## [Problem description]
Your task is to copy the material exactly.

## [Records]
______________________________

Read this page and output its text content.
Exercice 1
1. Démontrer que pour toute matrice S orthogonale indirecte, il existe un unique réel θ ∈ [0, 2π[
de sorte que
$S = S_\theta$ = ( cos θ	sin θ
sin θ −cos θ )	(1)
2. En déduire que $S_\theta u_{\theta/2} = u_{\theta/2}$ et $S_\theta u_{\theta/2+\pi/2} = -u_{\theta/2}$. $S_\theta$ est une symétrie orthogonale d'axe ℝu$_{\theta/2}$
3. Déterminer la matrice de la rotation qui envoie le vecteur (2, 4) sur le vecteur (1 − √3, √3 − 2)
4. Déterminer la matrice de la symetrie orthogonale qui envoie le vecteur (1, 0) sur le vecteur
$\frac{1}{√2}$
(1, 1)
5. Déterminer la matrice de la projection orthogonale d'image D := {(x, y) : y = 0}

______________________________

## [Response to this task]
Read this page and output its text content.
Exercice 1
1. Démontrer que pour toute matrice S orthogonale indirecte, il existe un unique réel θ ∈ [0, 2π[
de sorte que
$S = S_\theta$ = ( cos θ	sin θ
sin θ −cos θ )	(1)
2. En déduire que $S_\theta u_{\theta/2} = u_{\theta/2}$ et $S_\theta u_{\theta/2+\pi/2} = -u_{\theta/2}$. $S_\theta$ est une symétrie orthogonale d'axe ℝu$_{\theta/2}$
3. Déterminer la matrice de la rotation qui envoie le vecteur (2, 4) sur le vecteur (1 − √3, √3 − 2)
4. Déterminer la matrice de la symetrie orthogonale qui envoie le vecteur (1, 0) sur le vecteur
$\frac{1}{√2}$
(1, 1)
5. Déterminer la matrice de la projection orthogonale d'image D := {(x, y) : y = 0}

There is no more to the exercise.